__Extracted entries__.
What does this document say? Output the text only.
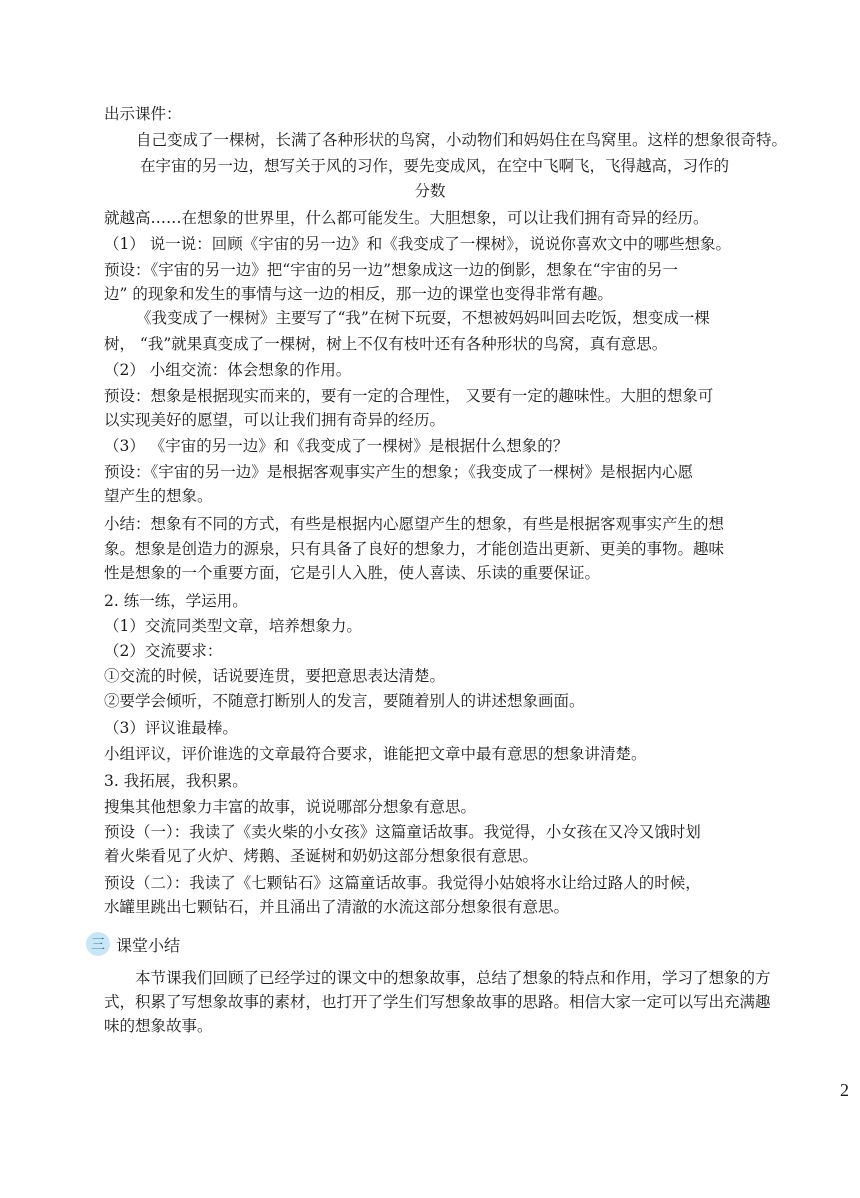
出示课件：
自己变成了一棵树，长满了各种形状的鸟窝，小动物们和妈妈住在鸟窝里。这样的想象很奇特。
在宇宙的另一边，想写关于风的习作，要先变成风，在空中飞啊飞，飞得越高，习作的
分数
就越高……在想象的世界里，什么都可能发生。大胆想象，可以让我们拥有奇异的经历。
（1） 说一说：回顾《宇宙的另一边》和《我变成了一棵树》，说说你喜欢文中的哪些想象。
预设：《宇宙的另一边》把“宇宙的另一边”想象成这一边的倒影，想象在“宇宙的另一
边” 的现象和发生的事情与这一边的相反，那一边的课堂也变得非常有趣。
《我变成了一棵树》主要写了“我”在树下玩耍，不想被妈妈叫回去吃饭，想变成一棵
树， “我”就果真变成了一棵树，树上不仅有枝叶还有各种形状的鸟窝，真有意思。
（2） 小组交流：体会想象的作用。
预设：想象是根据现实而来的，要有一定的合理性， 又要有一定的趣味性。大胆的想象可
以实现美好的愿望，可以让我们拥有奇异的经历。
（3） 《宇宙的另一边》和《我变成了一棵树》是根据什么想象的？
预设：《宇宙的另一边》是根据客观事实产生的想象；《我变成了一棵树》是根据内心愿
望产生的想象。
小结：想象有不同的方式，有些是根据内心愿望产生的想象，有些是根据客观事实产生的想
象。想象是创造力的源泉，只有具备了良好的想象力，才能创造出更新、更美的事物。趣味
性是想象的一个重要方面，它是引人入胜，使人喜读、乐读的重要保证。
2. 练一练，学运用。
（1）交流同类型文章，培养想象力。
（2）交流要求：
①交流的时候，话说要连贯，要把意思表达清楚。
②要学会倾听，不随意打断别人的发言，要随着别人的讲述想象画面。
（3）评议谁最棒。
小组评议，评价谁选的文章最符合要求，谁能把文章中最有意思的想象讲清楚。
3. 我拓展，我积累。
搜集其他想象力丰富的故事，说说哪部分想象有意思。
预设（一）：我读了《卖火柴的小女孩》这篇童话故事。我觉得，小女孩在又冷又饿时划
着火柴看见了火炉、烤鹅、圣诞树和奶奶这部分想象很有意思。
预设（二）：我读了《七颗钻石》这篇童话故事。我觉得小姑娘将水让给过路人的时候，
水罐里跳出七颗钻石，并且涌出了清澈的水流这部分想象很有意思。
三 课堂小结
本节课我们回顾了已经学过的课文中的想象故事，总结了想象的特点和作用，学习了想象的方式，积累了写想象故事的素材，也打开了学生们写想象故事的思路。相信大家一定可以写出充满趣味的想象故事。
2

__Set problem__. Using the listing, collect all lines in which the string "可以让我们拥有奇异的经历" is found.

__Completed task__.
就越高……在想象的世界里，什么都可能发生。大胆想象，可以让我们拥有奇异的经历。
以实现美好的愿望，可以让我们拥有奇异的经历。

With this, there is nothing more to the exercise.